Supplied text:

SECTION 6.07 Investment Company Act; Margin Regulations.
(a) Neither any Obligor nor any of its Restricted Subsidiaries is, or is regulated as, an “investment company,” as such term is defined in the Investment Company Act of 1940 (as adopted in the United States), as amended.
(b) Neither any Obligor nor any of its Restricted Subsidiaries is engaged principally, or as one of its important activities, in the business of extending credit for the purpose of purchasing or carrying any “margin stock” as defined in Regulation U. No part of the proceeds of the Loans made to the Borrowers will be used to purchase or carry any such margin stock or to extend credit to others for the purpose of purchasing or carrying any such margin stock (except that WIL-Ireland and any of its Restricted Subsidiaries may purchase the common stock of WIL-Ireland, subject to compliance with applicable law and provided that following the application of the proceeds of each Borrowing, not more than 25% of the value of the assets (either of the applicable Borrower only or of WIL-Ireland and its Subsidiaries on a consolidated basis) subject to any restriction contained in any Loan Document is comprised of “margin stock”
as defined in Regulation U, including such purchased common stock of WIL-Ireland) or for any purpose that violates, or is inconsistent with, the provisions of Regulation T, U or X.
SECTION 6.08 ERISA.
(a) Each Obligor and each ERISA Affiliate has maintained and administered each Plan in compliance with all applicable laws, except for such instances of noncompliance as have not resulted in and would not reasonably be expected to have a Material Adverse Effect.
(b) No ERISA Event has occurred or is reasonably expected to occur that, when taken together with all other such ERISA Events for which liability is reasonably expected to occur, could reasonably be expected to have a Material Adverse Effect.
SECTION 6.09 Tax Returns and Payments. Each Obligor and each Restricted Subsidiary has caused to be filed all United States federal income Tax returns and other material Tax returns, statements and reports (or obtained extensions with respect thereto) which are required to be filed and has paid or deposited or made adequate provision in accordance with GAAP for the payment of all Taxes (including estimated Taxes shown on such returns, statements and reports) which are shown to be due pursuant to such returns, except (a) for Taxes whose amount, applicability or validity is being contested in good faith by appropriate proceedings and for which adequate reserves have been established in accordance with GAAP and (b) where the failure to pay such Taxes (collectively for the Obligors and the Restricted Subsidiaries, taken as a whole) would not have a Material Adverse Effect.

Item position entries

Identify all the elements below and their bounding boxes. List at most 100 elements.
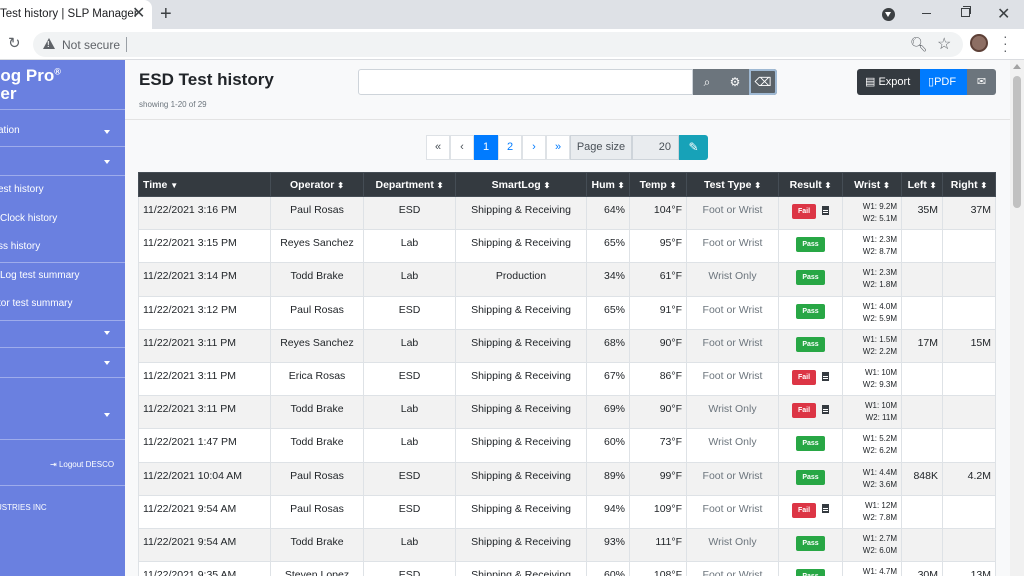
table-row[interactable]: 11/22/2021 10:04 AM Paul Rosas ESD Shipping… xyxy=(138,461,996,496)
page-size-input[interactable]: 20 xyxy=(632,135,679,160)
sidebar-item-operator-summary[interactable]: tor test summary xyxy=(0,298,72,309)
cell-wrist: W1: 10M W2: 11M xyxy=(842,395,902,430)
minimize-icon[interactable] xyxy=(922,13,931,14)
column-header-left[interactable]: Left ⬍ xyxy=(901,172,943,197)
cell-time: 11/22/2021 9:54 AM xyxy=(138,527,271,563)
cell-humidity: 68% xyxy=(586,328,630,363)
cell-smartlog: Shipping & Receiving xyxy=(455,361,587,397)
table-row[interactable]: 11/22/2021 9:35 AM Steven Lopez ESD Shippin… xyxy=(138,561,996,576)
cell-wrist: W1: 2.3M W2: 1.8M xyxy=(842,262,902,297)
result-badge: Fail xyxy=(791,403,817,419)
cell-right xyxy=(942,494,996,529)
logout-link[interactable]: ⇥ Logout DESCO xyxy=(50,460,114,469)
chevron-down-icon[interactable] xyxy=(104,160,110,164)
next-page-button[interactable]: › xyxy=(522,135,546,160)
settings-button[interactable]: ⚙ xyxy=(721,69,749,95)
cell-operator: Todd Brake xyxy=(270,428,364,463)
bookmark-star-icon[interactable]: ☆ xyxy=(937,34,951,54)
window-close-icon[interactable]: ✕ xyxy=(997,4,1010,24)
column-header-right[interactable]: Right ⬍ xyxy=(942,172,996,197)
email-button[interactable]: ✉ xyxy=(967,69,996,95)
search-input[interactable] xyxy=(358,69,693,95)
column-header-result[interactable]: Result ⬍ xyxy=(778,172,843,197)
report-document-icon[interactable] xyxy=(822,404,830,414)
column-header-temp[interactable]: Temp ⬍ xyxy=(629,172,687,197)
apply-page-size-button[interactable]: ✎ xyxy=(679,135,708,160)
report-document-icon[interactable] xyxy=(822,371,830,381)
cell-wrist: W1: 2.7M W2: 6.0M xyxy=(842,527,902,563)
wrist-1-value: W1: 2.3M xyxy=(862,235,897,245)
not-secure-label[interactable]: Not secure xyxy=(62,38,120,52)
sidebar-item-smartlog-summary[interactable]: Log test summary xyxy=(0,270,79,281)
page-scrollbar[interactable] xyxy=(1010,60,1024,576)
cell-right xyxy=(942,361,996,397)
sidebar-item-access-history[interactable]: ss history xyxy=(0,241,40,252)
cell-wrist: W1: 4.7M xyxy=(842,561,902,576)
column-header-wrist[interactable]: Wrist ⬍ xyxy=(842,172,902,197)
app-logo: Log Pro® xyxy=(0,66,61,85)
address-bar[interactable]: Not secure 🔍︎ ☆ xyxy=(33,32,963,57)
chevron-down-icon[interactable] xyxy=(104,361,110,365)
table-row[interactable]: 11/22/2021 9:54 AM Paul Rosas ESD Shipping … xyxy=(138,494,996,529)
column-header-department[interactable]: Department ⬍ xyxy=(363,172,456,197)
browser-menu-icon[interactable]: · · · xyxy=(1003,29,1009,57)
eraser-icon: ⌫ xyxy=(754,75,772,89)
cell-wrist: W1: 12M W2: 7.8M xyxy=(842,494,902,529)
report-document-icon[interactable] xyxy=(822,504,830,514)
table-row[interactable]: 11/22/2021 3:16 PM Paul Rosas ESD Shipping … xyxy=(138,195,996,231)
zoom-icon[interactable]: 🔍︎ xyxy=(910,36,928,53)
page-2-button[interactable]: 2 xyxy=(498,135,522,160)
result-badge: Pass xyxy=(796,336,825,352)
table-row[interactable]: 11/22/2021 9:54 AM Todd Brake Lab Shipping … xyxy=(138,527,996,563)
export-button[interactable]: ▤ Export xyxy=(857,69,920,95)
scroll-thumb[interactable] xyxy=(1013,76,1021,208)
page-1-button[interactable]: 1 xyxy=(474,135,498,160)
column-header-operator[interactable]: Operator ⬍ xyxy=(270,172,364,197)
search-button[interactable]: ⌕ xyxy=(693,69,721,95)
chevron-down-icon[interactable] xyxy=(104,413,110,417)
sidebar-item-test-history[interactable]: est history xyxy=(0,184,44,195)
new-tab-button[interactable]: + xyxy=(160,3,172,25)
cell-department: ESD xyxy=(363,561,456,576)
cell-right xyxy=(942,527,996,563)
table-row[interactable]: 11/22/2021 3:15 PM Reyes Sanchez Lab Shippi… xyxy=(138,229,996,264)
first-page-button[interactable]: « xyxy=(426,135,450,160)
cell-wrist: W1: 5.2M W2: 6.2M xyxy=(842,428,902,463)
prev-page-button[interactable]: ‹ xyxy=(450,135,474,160)
media-control-icon[interactable] xyxy=(882,8,895,21)
report-document-icon[interactable] xyxy=(822,205,830,215)
chevron-down-icon[interactable] xyxy=(104,331,110,335)
column-header-hum[interactable]: Hum ⬍ xyxy=(586,172,630,197)
sort-icon: ⬍ xyxy=(980,180,988,190)
table-row[interactable]: 11/22/2021 3:11 PM Erica Rosas ESD Shipping… xyxy=(138,361,996,397)
profile-avatar[interactable] xyxy=(970,34,988,52)
chevron-down-icon[interactable] xyxy=(104,130,110,134)
clear-button[interactable]: ⌫ xyxy=(749,69,777,95)
scroll-up-icon[interactable] xyxy=(1013,64,1021,69)
wrist-2-value: W2: 5.9M xyxy=(862,313,897,323)
restore-icon[interactable] xyxy=(961,6,971,17)
column-header-smartlog[interactable]: SmartLog ⬍ xyxy=(455,172,587,197)
wrist-1-value: W1: 2.7M xyxy=(862,533,897,543)
table-row[interactable]: 11/22/2021 3:12 PM Paul Rosas ESD Shipping … xyxy=(138,295,996,330)
wrist-1-value: W1: 10M xyxy=(864,401,897,411)
table-row[interactable]: 11/22/2021 3:11 PM Reyes Sanchez Lab Shippi… xyxy=(138,328,996,363)
browser-tab[interactable]: Test history | SLP Manager ✕ xyxy=(0,0,152,29)
table-row[interactable]: 11/22/2021 3:14 PM Todd Brake Lab Productio… xyxy=(138,262,996,297)
wrist-1-value: W1: 12M xyxy=(864,500,897,510)
table-row[interactable]: 11/22/2021 1:47 PM Todd Brake Lab Shipping … xyxy=(138,428,996,463)
cell-temperature: 99°F xyxy=(629,461,687,496)
last-page-button[interactable]: » xyxy=(546,135,570,160)
wrist-1-value: W1: 4.0M xyxy=(862,301,897,311)
sidebar-item-clock-history[interactable]: Clock history xyxy=(0,213,57,224)
reload-icon[interactable]: ↻ xyxy=(8,34,21,52)
sidebar-divider xyxy=(0,439,125,440)
cell-operator: Reyes Sanchez xyxy=(270,328,364,363)
pdf-button[interactable]: ▯PDF xyxy=(920,69,967,95)
column-header-test-type[interactable]: Test Type ⬍ xyxy=(686,172,779,197)
tab-close-icon[interactable]: ✕ xyxy=(132,5,145,23)
cell-department: Lab xyxy=(363,262,456,297)
table-row[interactable]: 11/22/2021 3:11 PM Todd Brake Lab Shipping … xyxy=(138,395,996,430)
sidebar-item-navigation[interactable]: ation xyxy=(0,125,20,136)
column-header-time[interactable]: Time ▼ xyxy=(138,172,271,197)
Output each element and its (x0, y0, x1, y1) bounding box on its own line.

Stated goal A:
In the credit agreement excerpt, what is the most that "margin stock" may make up of the value of the restricted assets after the proceeds of each Borrowing are applied?
Stated goal B:
Write the next part of the credit agreement excerpt, continuing after its final section on tax returns and payments.

Task answer A:
Not more than 25% of the value of those assets.

Task answer B:
SECTION 6.10 Requirements of Law.
(a) The Obligors and each of their Restricted Subsidiaries are in compliance with all Requirements of Law, applicable statutes, regulations and orders of, and all applicable restrictions imposed by, all Governmental Authorities in respect of the conduct of their businesses and the ownership of their property, except for instances in which the failure to comply therewith, either individually or in the aggregate, would not have a Material Adverse Effect.
(b) Except with respect to any matters that, individually or in the aggregate, could not reasonably be expected to result in a Material Adverse Effect, neither WIL-Ireland nor any of its Subsidiaries (i) has failed to comply with any Environmental Law or to obtain, maintain or comply with any permit, license or other approval required for the conduct of WIL-Ireland’s or any of its Subsidiaries’ business under any Environmental Law, (ii) is liable for any Environmental Liability, (iii) has received notice of any claim with respect to any Environmental Liability or (iv) has knowledge of any facts or circumstances that would give rise to any Environmental Liability.
SECTION 6.11 No Default. No Default or Event of Default has occurred and is continuing.
SECTION 6.12 Anti-Corruption Laws and Sanctions. Each Obligor Party has implemented and maintains in effect policies and procedures designed to ensure compliance by such Obligor Party, its Subsidiaries and their respective directors, officers, employees and agents
with Anti-Corruption Laws and applicable Sanctions, and such Obligor Party, its Subsidiaries and their respective officers and employees and, to the knowledge of such Obligor Party, its directors and agents, are in compliance with Anti-Corruption Laws and applicable Sanctions in all material respects. None of (a) each Obligor Party, any Subsidiary of such Obligor Party or any of their respective directors, officers or employees, or (b) to the knowledge of each Obligor Party, any agent of such Obligor Party or any Subsidiary of such Obligor Party that will act in any capacity in connection with or benefit from the credit facility established hereby, is a Sanctioned Person. No Borrowing, nor the use of proceeds of the Loans, the Letters of Credit or any other transaction contemplated by the Credit Agreement will violate any Anti-Corruption Laws or any Sanctions applicable to any party hereto.
SECTION 6.13 Properties.
(a) Each of WIL-Ireland and its Restricted Subsidiaries has good title to, or valid leasehold interests in, all its real and personal property material to its business, except for (i) Liens permitted by Section 8.04 and (ii) minor defects in title that do not interfere with its ability to conduct its business as currently conducted or to utilize such properties for their intended purposes.
(b) Each of WIL-Ireland and its Restricted Subsidiaries owns, or is licensed to use, all trademarks, tradenames, copyrights, patents and other intellectual property material to its business, and the use thereof by WIL-Ireland and its Subsidiaries does not infringe upon the rights of any other Person, except for any such failure to own or license, or infringements that, individually or in the aggregate, could not reasonably be expected to result in a Material Adverse Effect.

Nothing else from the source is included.